**Instruções da tarefa**. No texto sobre o torneio de torcedores da Copa do Mundo, quanto dura cada tempo das partidas antes da final?

**Trecho para leitura**.
____
Copa do Mundo: Torneio de torcedores tem jogador profissional infiltrado e ex-goleiro da Copinha

O Catar goleou o Equador por 6 a 0; a Inglaterra sofreu, mas conseguiu a virada sobre o Irã por 2 a 1. Não, você não leu errado. Todas essas seleções realmente foram a campo, uniformizadas e com direito a hino nacional na apresentação. Mas no lugar de Harry Kane, Azmoun, Enner Valencia e Al Haydos torcedores representaram seus países no primeiro torneio do tipo organizado pela Fifa e o comitê organizador da Copa do Mundo.

São os mesmos grupos e confrontos do Mundial, num campinho de society dentro do Fan Festival, em Al Bidda, no esquema cinco contra cinco, em dois tempos de oito minutos. A final, dia 2 de dezembro, terá dois tempos de 10 minutos cada.

É tempo suficiente para os peladeiros, muitos fora de forma e já com idade avançada, sob o forte sol de Doha. Os dois jogos de estreia, por exemplo, aconteceram pouco depois das 14h. Muita água na beira de campo e substituições no intervalo.

Você pode estar se perguntando: o placar elástico do Catar sobre o Equador, num país com pouca tradição de futebol, é normal? Em peladas de rua, placares como esse podem ser bem comuns. Basta ter em campo algum um jogador pouco mais talentoso para fazer a diferença. No caso dos donos da casa, a vantagem deles tem uma explicação bem simples: o camisa 9, Mohammed Albdah, que marcou três gols, é jogador profissional do Muaither, um clube da segunda divisão catari.

Ele tentou disfarçar que tenha feito tanta diferença. Apontou os outros jogadores do time que são torcedores comuns — alguns bem fora do condicionamento físico ideal para um jogo de futebol.

— O importante foram os três pontos — disse, como um típico jogador de futebol.

Os ingleses apostaram na juventude contra os cabelos brancos dos iranianos. Até saíram atrás do placar, mas, no segundo tempo, os jovens foram a campo e conseguiram a virada rapidamente.
____
**Entradas fornecidas**.
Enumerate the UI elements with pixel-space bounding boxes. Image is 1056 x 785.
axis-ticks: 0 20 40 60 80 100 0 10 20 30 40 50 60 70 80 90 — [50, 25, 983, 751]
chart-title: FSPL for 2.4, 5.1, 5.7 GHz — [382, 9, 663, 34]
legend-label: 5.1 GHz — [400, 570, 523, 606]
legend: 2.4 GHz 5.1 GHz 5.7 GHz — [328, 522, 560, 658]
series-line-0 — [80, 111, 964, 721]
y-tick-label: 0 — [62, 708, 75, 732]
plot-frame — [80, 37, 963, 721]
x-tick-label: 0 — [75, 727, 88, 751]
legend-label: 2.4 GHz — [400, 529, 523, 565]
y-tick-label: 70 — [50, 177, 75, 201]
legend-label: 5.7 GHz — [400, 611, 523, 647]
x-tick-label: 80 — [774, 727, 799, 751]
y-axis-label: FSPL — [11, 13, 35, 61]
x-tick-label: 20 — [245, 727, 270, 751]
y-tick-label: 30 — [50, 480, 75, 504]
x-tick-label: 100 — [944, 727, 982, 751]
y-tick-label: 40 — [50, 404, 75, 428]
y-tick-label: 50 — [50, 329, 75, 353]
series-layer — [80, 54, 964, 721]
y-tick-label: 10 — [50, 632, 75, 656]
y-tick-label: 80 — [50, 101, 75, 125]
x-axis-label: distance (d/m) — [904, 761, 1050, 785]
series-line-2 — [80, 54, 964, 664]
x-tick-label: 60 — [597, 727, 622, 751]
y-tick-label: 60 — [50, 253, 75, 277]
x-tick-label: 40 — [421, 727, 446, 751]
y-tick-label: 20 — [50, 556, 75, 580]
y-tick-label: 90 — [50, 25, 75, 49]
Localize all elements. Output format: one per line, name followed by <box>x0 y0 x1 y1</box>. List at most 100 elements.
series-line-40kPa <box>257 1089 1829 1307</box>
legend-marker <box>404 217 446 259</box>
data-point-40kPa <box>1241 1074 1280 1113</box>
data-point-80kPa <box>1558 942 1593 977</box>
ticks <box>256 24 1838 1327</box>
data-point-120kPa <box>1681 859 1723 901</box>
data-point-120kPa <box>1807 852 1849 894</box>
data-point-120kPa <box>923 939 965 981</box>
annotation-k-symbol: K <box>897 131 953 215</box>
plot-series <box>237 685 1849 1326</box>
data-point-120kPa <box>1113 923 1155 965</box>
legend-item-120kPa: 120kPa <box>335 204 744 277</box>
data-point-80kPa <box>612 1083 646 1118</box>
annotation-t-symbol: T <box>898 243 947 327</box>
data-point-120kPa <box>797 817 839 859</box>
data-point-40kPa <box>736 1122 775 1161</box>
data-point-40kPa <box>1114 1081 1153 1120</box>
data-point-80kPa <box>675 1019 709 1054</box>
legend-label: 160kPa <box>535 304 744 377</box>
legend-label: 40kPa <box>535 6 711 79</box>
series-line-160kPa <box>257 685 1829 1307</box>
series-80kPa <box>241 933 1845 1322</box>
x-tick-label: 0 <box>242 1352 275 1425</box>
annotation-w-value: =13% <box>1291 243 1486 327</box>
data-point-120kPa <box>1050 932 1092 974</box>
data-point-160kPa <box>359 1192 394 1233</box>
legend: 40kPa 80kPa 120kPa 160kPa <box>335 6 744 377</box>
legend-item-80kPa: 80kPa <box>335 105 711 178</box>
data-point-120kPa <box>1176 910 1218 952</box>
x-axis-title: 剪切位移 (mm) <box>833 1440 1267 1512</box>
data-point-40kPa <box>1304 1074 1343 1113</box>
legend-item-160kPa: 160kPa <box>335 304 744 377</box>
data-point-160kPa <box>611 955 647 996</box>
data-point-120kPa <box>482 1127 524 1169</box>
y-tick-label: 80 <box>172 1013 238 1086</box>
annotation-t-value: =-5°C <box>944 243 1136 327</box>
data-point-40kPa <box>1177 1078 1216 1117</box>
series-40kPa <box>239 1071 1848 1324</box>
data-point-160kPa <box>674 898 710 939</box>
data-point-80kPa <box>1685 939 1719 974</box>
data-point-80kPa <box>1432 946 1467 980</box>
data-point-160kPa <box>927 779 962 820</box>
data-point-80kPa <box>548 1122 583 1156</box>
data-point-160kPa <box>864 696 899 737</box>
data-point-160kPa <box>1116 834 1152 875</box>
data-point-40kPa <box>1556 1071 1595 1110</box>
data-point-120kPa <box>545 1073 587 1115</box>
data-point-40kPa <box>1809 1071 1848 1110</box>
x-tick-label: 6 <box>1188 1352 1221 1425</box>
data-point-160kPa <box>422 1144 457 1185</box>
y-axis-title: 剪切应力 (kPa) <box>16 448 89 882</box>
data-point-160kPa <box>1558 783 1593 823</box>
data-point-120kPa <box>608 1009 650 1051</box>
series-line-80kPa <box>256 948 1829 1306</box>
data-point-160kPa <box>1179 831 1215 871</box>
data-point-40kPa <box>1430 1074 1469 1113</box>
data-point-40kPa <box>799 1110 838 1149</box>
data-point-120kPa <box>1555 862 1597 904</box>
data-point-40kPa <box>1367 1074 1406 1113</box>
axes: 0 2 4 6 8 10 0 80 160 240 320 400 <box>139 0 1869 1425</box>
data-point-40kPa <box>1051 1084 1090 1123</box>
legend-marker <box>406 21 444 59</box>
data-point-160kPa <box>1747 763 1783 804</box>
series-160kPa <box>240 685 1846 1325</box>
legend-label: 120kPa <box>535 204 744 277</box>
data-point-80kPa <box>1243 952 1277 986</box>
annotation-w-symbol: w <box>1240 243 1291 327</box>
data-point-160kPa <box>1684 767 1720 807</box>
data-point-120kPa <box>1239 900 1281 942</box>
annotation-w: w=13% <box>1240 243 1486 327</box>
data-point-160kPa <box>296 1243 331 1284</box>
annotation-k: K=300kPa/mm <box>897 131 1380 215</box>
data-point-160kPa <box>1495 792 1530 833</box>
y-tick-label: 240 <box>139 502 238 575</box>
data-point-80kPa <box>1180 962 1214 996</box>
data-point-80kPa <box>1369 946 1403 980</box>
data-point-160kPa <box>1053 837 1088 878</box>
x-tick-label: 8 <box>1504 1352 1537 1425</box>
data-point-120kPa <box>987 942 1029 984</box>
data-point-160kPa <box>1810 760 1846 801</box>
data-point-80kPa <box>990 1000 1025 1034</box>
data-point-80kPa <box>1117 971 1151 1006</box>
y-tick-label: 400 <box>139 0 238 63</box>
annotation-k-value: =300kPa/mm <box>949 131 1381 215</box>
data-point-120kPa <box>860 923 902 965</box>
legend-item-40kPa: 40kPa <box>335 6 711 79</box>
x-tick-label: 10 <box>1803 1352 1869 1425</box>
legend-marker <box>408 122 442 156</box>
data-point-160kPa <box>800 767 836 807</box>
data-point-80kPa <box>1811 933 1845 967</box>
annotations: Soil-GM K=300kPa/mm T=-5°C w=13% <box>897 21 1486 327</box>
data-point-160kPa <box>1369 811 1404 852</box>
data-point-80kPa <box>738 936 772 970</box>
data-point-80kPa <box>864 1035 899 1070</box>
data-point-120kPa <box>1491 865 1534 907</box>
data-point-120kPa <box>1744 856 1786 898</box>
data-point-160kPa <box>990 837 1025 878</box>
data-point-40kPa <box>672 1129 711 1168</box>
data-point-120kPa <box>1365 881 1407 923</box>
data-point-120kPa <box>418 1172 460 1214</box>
____
**Resposta**. Oito minutos.